- _What to do_: Reply with one number: how many lines contain the word "Search".

Stored items from a collection:
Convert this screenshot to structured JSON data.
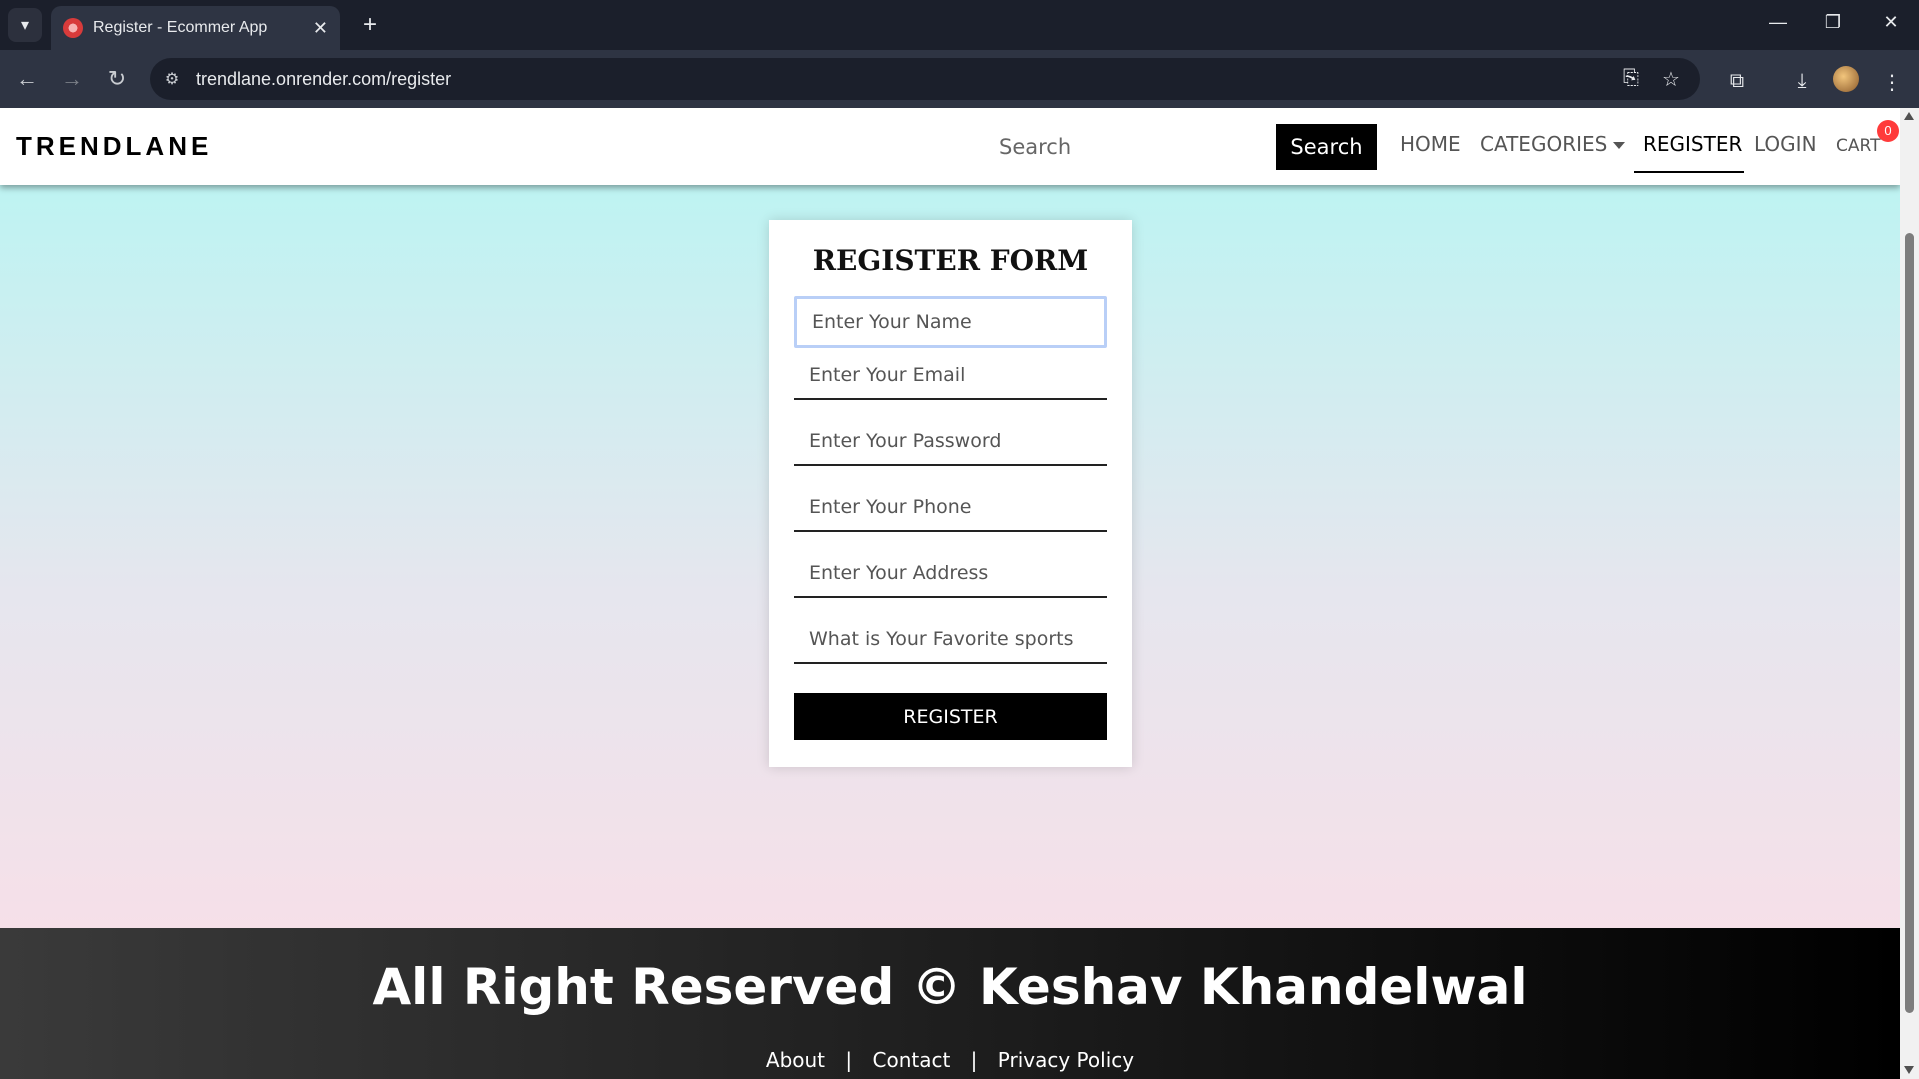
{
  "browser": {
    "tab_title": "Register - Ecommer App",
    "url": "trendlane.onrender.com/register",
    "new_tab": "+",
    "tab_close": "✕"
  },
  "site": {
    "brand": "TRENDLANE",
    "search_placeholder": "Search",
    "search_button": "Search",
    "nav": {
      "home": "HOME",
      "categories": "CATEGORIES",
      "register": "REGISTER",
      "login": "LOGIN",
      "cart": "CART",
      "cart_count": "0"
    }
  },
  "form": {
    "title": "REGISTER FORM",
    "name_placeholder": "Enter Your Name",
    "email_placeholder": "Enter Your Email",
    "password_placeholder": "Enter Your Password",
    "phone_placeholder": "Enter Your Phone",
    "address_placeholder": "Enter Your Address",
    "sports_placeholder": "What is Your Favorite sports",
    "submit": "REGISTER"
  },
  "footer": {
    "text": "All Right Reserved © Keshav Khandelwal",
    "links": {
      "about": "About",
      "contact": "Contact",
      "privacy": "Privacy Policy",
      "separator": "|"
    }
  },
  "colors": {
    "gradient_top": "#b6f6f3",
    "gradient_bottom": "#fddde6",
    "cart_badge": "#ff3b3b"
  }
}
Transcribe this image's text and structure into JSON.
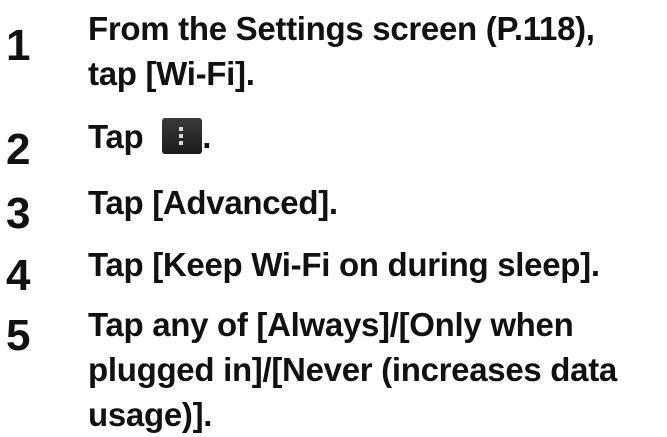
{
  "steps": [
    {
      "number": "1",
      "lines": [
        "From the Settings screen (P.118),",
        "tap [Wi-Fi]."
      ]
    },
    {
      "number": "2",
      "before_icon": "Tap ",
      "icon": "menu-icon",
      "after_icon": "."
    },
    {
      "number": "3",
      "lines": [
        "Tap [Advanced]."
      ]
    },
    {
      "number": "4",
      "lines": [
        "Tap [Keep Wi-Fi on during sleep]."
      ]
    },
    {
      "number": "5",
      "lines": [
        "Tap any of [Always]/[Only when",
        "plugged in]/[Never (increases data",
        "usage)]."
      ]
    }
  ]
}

- _Response to this task_: 2